Task objective
Leave out every picture, then transcribe the rest of the listing exactly.

Raw records
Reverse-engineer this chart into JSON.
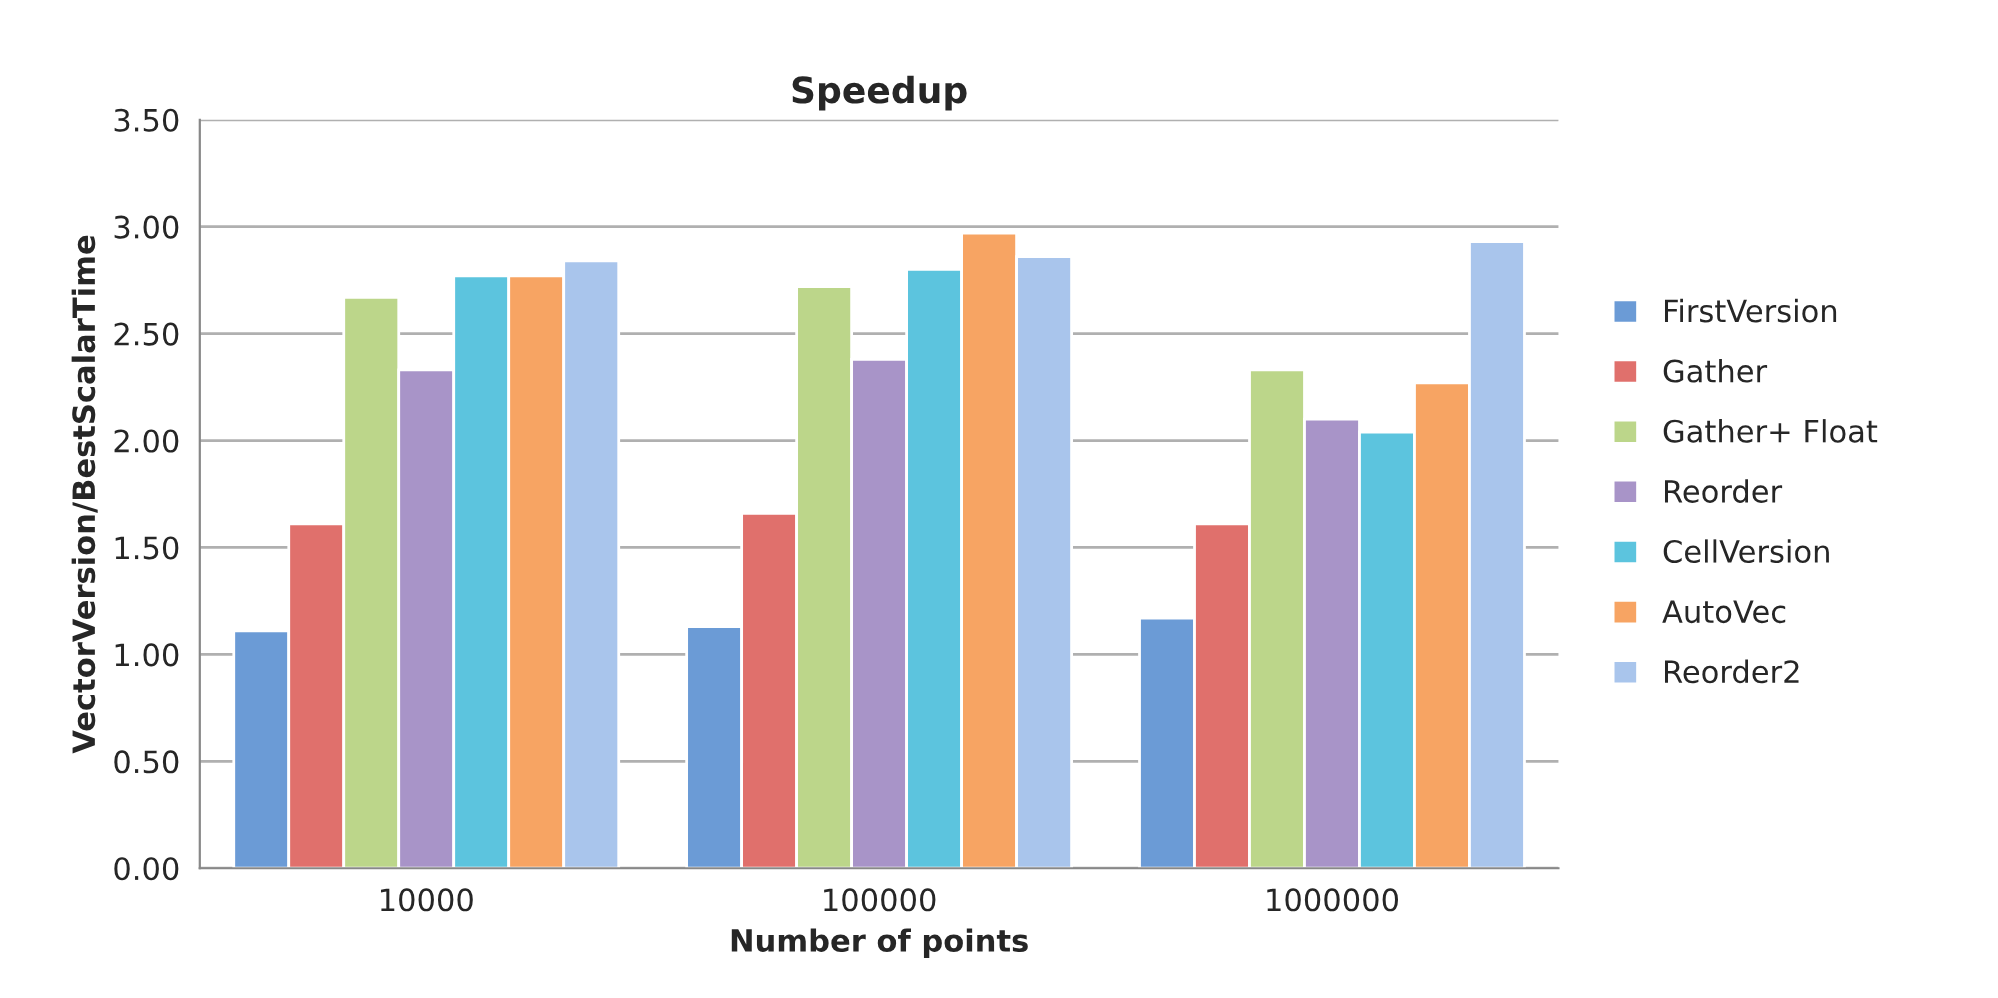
{
  "chart_data": {
    "type": "bar",
    "title": "Speedup",
    "xlabel": "Number of points",
    "ylabel": "VectorVersion/BestScalarTime",
    "categories": [
      "10000",
      "100000",
      "1000000"
    ],
    "series": [
      {
        "name": "FirstVersion",
        "color": "#6b9bd6",
        "values": [
          1.11,
          1.13,
          1.17
        ]
      },
      {
        "name": "Gather",
        "color": "#e0706c",
        "values": [
          1.61,
          1.66,
          1.61
        ]
      },
      {
        "name": "Gather+ Float",
        "color": "#bcd68a",
        "values": [
          2.67,
          2.72,
          2.33
        ]
      },
      {
        "name": "Reorder",
        "color": "#a894c8",
        "values": [
          2.33,
          2.38,
          2.1
        ]
      },
      {
        "name": "CellVersion",
        "color": "#5cc4de",
        "values": [
          2.77,
          2.8,
          2.04
        ]
      },
      {
        "name": "AutoVec",
        "color": "#f7a463",
        "values": [
          2.77,
          2.97,
          2.27
        ]
      },
      {
        "name": "Reorder2",
        "color": "#a9c5ec",
        "values": [
          2.84,
          2.86,
          2.93
        ]
      }
    ],
    "ylim": [
      0,
      3.5
    ],
    "yticks": [
      {
        "value": 0,
        "label": "0.00"
      },
      {
        "value": 0.5,
        "label": "0.50"
      },
      {
        "value": 1,
        "label": "1.00"
      },
      {
        "value": 1.5,
        "label": "1.50"
      },
      {
        "value": 2,
        "label": "2.00"
      },
      {
        "value": 2.5,
        "label": "2.50"
      },
      {
        "value": 3,
        "label": "3.00"
      },
      {
        "value": 3.5,
        "label": "3.50"
      }
    ],
    "grid": "y",
    "legend": "right"
  }
}
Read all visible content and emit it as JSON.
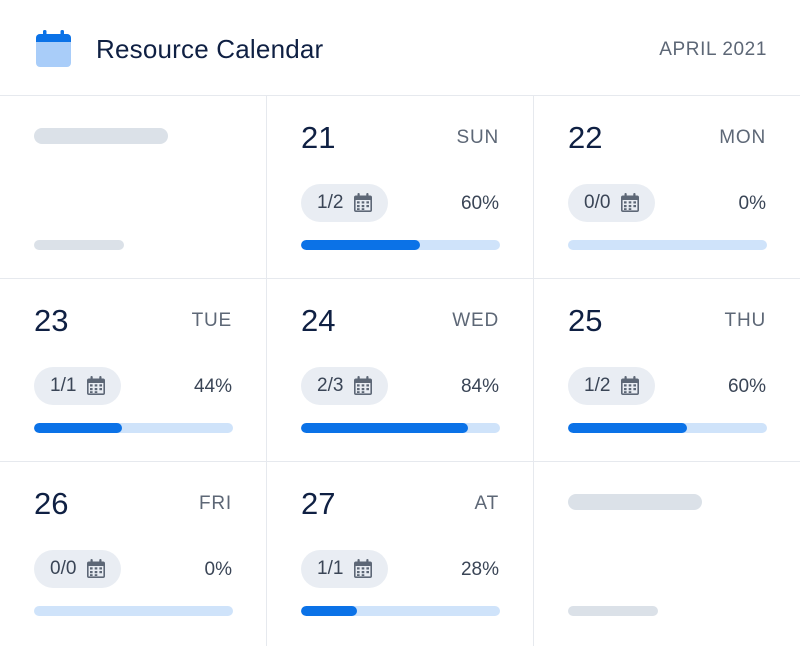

Response to the exercise
Reverse-engineer this chart into JSON.
{
  "chart_data": {
    "type": "bar",
    "title": "Speedup",
    "xlabel": "Number of points",
    "ylabel": "VectorVersion/BestScalarTime",
    "categories": [
      "10000",
      "100000",
      "1000000"
    ],
    "series": [
      {
        "name": "FirstVersion",
        "color": "#6b9bd6",
        "values": [
          1.11,
          1.13,
          1.17
        ]
      },
      {
        "name": "Gather",
        "color": "#e0706c",
        "values": [
          1.61,
          1.66,
          1.61
        ]
      },
      {
        "name": "Gather+ Float",
        "color": "#bcd68a",
        "values": [
          2.67,
          2.72,
          2.33
        ]
      },
      {
        "name": "Reorder",
        "color": "#a894c8",
        "values": [
          2.33,
          2.38,
          2.1
        ]
      },
      {
        "name": "CellVersion",
        "color": "#5cc4de",
        "values": [
          2.77,
          2.8,
          2.04
        ]
      },
      {
        "name": "AutoVec",
        "color": "#f7a463",
        "values": [
          2.77,
          2.97,
          2.27
        ]
      },
      {
        "name": "Reorder2",
        "color": "#a9c5ec",
        "values": [
          2.84,
          2.86,
          2.93
        ]
      }
    ],
    "ylim": [
      0,
      3.5
    ],
    "yticks": [
      {
        "value": 0,
        "label": "0.00"
      },
      {
        "value": 0.5,
        "label": "0.50"
      },
      {
        "value": 1,
        "label": "1.00"
      },
      {
        "value": 1.5,
        "label": "1.50"
      },
      {
        "value": 2,
        "label": "2.00"
      },
      {
        "value": 2.5,
        "label": "2.50"
      },
      {
        "value": 3,
        "label": "3.00"
      },
      {
        "value": 3.5,
        "label": "3.50"
      }
    ],
    "grid": "y",
    "legend": "right"
  }
}
Read all visible content and emit it as JSON.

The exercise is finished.